- Set exercise -
Quote every line of the data below as it stands, omitting pictures.

— start Task data —

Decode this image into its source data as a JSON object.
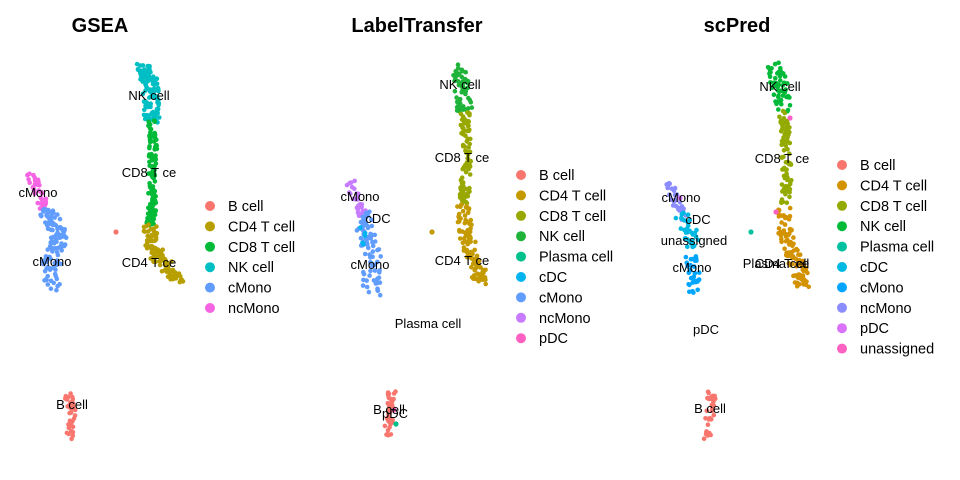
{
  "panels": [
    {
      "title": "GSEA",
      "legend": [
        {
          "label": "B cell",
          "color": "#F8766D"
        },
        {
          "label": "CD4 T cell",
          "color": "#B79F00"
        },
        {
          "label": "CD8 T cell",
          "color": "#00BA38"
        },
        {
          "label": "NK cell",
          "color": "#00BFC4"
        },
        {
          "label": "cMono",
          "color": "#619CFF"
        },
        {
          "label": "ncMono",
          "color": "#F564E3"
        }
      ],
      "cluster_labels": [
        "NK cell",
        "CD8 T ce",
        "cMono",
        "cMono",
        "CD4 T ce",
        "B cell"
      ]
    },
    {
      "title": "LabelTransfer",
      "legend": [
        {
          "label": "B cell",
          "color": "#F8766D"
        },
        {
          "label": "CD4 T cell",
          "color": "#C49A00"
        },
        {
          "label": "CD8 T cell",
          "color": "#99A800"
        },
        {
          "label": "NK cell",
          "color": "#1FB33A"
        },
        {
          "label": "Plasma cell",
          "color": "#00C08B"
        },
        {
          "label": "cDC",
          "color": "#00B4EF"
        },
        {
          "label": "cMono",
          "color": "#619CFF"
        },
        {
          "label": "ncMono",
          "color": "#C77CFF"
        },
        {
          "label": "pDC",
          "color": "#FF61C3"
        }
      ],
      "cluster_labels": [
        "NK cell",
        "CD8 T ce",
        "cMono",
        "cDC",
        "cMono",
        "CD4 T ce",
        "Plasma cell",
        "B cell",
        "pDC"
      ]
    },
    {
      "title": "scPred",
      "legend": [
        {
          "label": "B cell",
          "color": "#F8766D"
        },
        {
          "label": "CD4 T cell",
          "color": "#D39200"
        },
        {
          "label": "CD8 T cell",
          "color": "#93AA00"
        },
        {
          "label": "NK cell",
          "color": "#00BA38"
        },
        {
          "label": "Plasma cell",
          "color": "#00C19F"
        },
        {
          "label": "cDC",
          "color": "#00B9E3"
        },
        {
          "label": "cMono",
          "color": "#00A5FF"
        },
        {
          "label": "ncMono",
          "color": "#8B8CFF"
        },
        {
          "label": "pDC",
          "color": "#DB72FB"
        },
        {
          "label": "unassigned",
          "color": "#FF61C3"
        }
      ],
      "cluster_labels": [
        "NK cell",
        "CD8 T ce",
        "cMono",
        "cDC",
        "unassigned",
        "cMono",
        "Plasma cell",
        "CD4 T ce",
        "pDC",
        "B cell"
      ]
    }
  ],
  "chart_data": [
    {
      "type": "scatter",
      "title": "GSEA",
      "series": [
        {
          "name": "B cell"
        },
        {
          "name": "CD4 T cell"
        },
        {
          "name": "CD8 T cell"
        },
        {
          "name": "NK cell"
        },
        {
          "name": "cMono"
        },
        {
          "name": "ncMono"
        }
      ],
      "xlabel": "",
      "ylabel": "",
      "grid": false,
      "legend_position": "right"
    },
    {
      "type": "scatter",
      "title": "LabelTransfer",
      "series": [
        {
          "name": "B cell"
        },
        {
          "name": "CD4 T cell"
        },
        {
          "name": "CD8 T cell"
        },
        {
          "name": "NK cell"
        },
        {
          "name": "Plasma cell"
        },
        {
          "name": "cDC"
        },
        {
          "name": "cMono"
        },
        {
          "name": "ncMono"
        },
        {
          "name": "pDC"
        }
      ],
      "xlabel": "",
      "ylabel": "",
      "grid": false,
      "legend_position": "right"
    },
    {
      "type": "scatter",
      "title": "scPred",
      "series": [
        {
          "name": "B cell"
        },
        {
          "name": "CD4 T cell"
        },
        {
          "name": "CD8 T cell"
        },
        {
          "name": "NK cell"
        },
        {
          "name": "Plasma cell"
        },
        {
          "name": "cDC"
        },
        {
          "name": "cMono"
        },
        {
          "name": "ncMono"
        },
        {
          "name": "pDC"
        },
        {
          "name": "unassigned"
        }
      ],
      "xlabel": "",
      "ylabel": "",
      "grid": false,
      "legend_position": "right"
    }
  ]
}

— end Task data —

- Solved problem -
Decode this image into its source data as a JSON object.
{
  "panels": [
    {
      "title": "GSEA",
      "legend": [
        {
          "label": "B cell",
          "color": "#F8766D"
        },
        {
          "label": "CD4 T cell",
          "color": "#B79F00"
        },
        {
          "label": "CD8 T cell",
          "color": "#00BA38"
        },
        {
          "label": "NK cell",
          "color": "#00BFC4"
        },
        {
          "label": "cMono",
          "color": "#619CFF"
        },
        {
          "label": "ncMono",
          "color": "#F564E3"
        }
      ],
      "cluster_labels": [
        "NK cell",
        "CD8 T ce",
        "cMono",
        "cMono",
        "CD4 T ce",
        "B cell"
      ]
    },
    {
      "title": "LabelTransfer",
      "legend": [
        {
          "label": "B cell",
          "color": "#F8766D"
        },
        {
          "label": "CD4 T cell",
          "color": "#C49A00"
        },
        {
          "label": "CD8 T cell",
          "color": "#99A800"
        },
        {
          "label": "NK cell",
          "color": "#1FB33A"
        },
        {
          "label": "Plasma cell",
          "color": "#00C08B"
        },
        {
          "label": "cDC",
          "color": "#00B4EF"
        },
        {
          "label": "cMono",
          "color": "#619CFF"
        },
        {
          "label": "ncMono",
          "color": "#C77CFF"
        },
        {
          "label": "pDC",
          "color": "#FF61C3"
        }
      ],
      "cluster_labels": [
        "NK cell",
        "CD8 T ce",
        "cMono",
        "cDC",
        "cMono",
        "CD4 T ce",
        "Plasma cell",
        "B cell",
        "pDC"
      ]
    },
    {
      "title": "scPred",
      "legend": [
        {
          "label": "B cell",
          "color": "#F8766D"
        },
        {
          "label": "CD4 T cell",
          "color": "#D39200"
        },
        {
          "label": "CD8 T cell",
          "color": "#93AA00"
        },
        {
          "label": "NK cell",
          "color": "#00BA38"
        },
        {
          "label": "Plasma cell",
          "color": "#00C19F"
        },
        {
          "label": "cDC",
          "color": "#00B9E3"
        },
        {
          "label": "cMono",
          "color": "#00A5FF"
        },
        {
          "label": "ncMono",
          "color": "#8B8CFF"
        },
        {
          "label": "pDC",
          "color": "#DB72FB"
        },
        {
          "label": "unassigned",
          "color": "#FF61C3"
        }
      ],
      "cluster_labels": [
        "NK cell",
        "CD8 T ce",
        "cMono",
        "cDC",
        "unassigned",
        "cMono",
        "Plasma cell",
        "CD4 T ce",
        "pDC",
        "B cell"
      ]
    }
  ],
  "chart_data": [
    {
      "type": "scatter",
      "title": "GSEA",
      "series": [
        {
          "name": "B cell"
        },
        {
          "name": "CD4 T cell"
        },
        {
          "name": "CD8 T cell"
        },
        {
          "name": "NK cell"
        },
        {
          "name": "cMono"
        },
        {
          "name": "ncMono"
        }
      ],
      "xlabel": "",
      "ylabel": "",
      "grid": false,
      "legend_position": "right"
    },
    {
      "type": "scatter",
      "title": "LabelTransfer",
      "series": [
        {
          "name": "B cell"
        },
        {
          "name": "CD4 T cell"
        },
        {
          "name": "CD8 T cell"
        },
        {
          "name": "NK cell"
        },
        {
          "name": "Plasma cell"
        },
        {
          "name": "cDC"
        },
        {
          "name": "cMono"
        },
        {
          "name": "ncMono"
        },
        {
          "name": "pDC"
        }
      ],
      "xlabel": "",
      "ylabel": "",
      "grid": false,
      "legend_position": "right"
    },
    {
      "type": "scatter",
      "title": "scPred",
      "series": [
        {
          "name": "B cell"
        },
        {
          "name": "CD4 T cell"
        },
        {
          "name": "CD8 T cell"
        },
        {
          "name": "NK cell"
        },
        {
          "name": "Plasma cell"
        },
        {
          "name": "cDC"
        },
        {
          "name": "cMono"
        },
        {
          "name": "ncMono"
        },
        {
          "name": "pDC"
        },
        {
          "name": "unassigned"
        }
      ],
      "xlabel": "",
      "ylabel": "",
      "grid": false,
      "legend_position": "right"
    }
  ]
}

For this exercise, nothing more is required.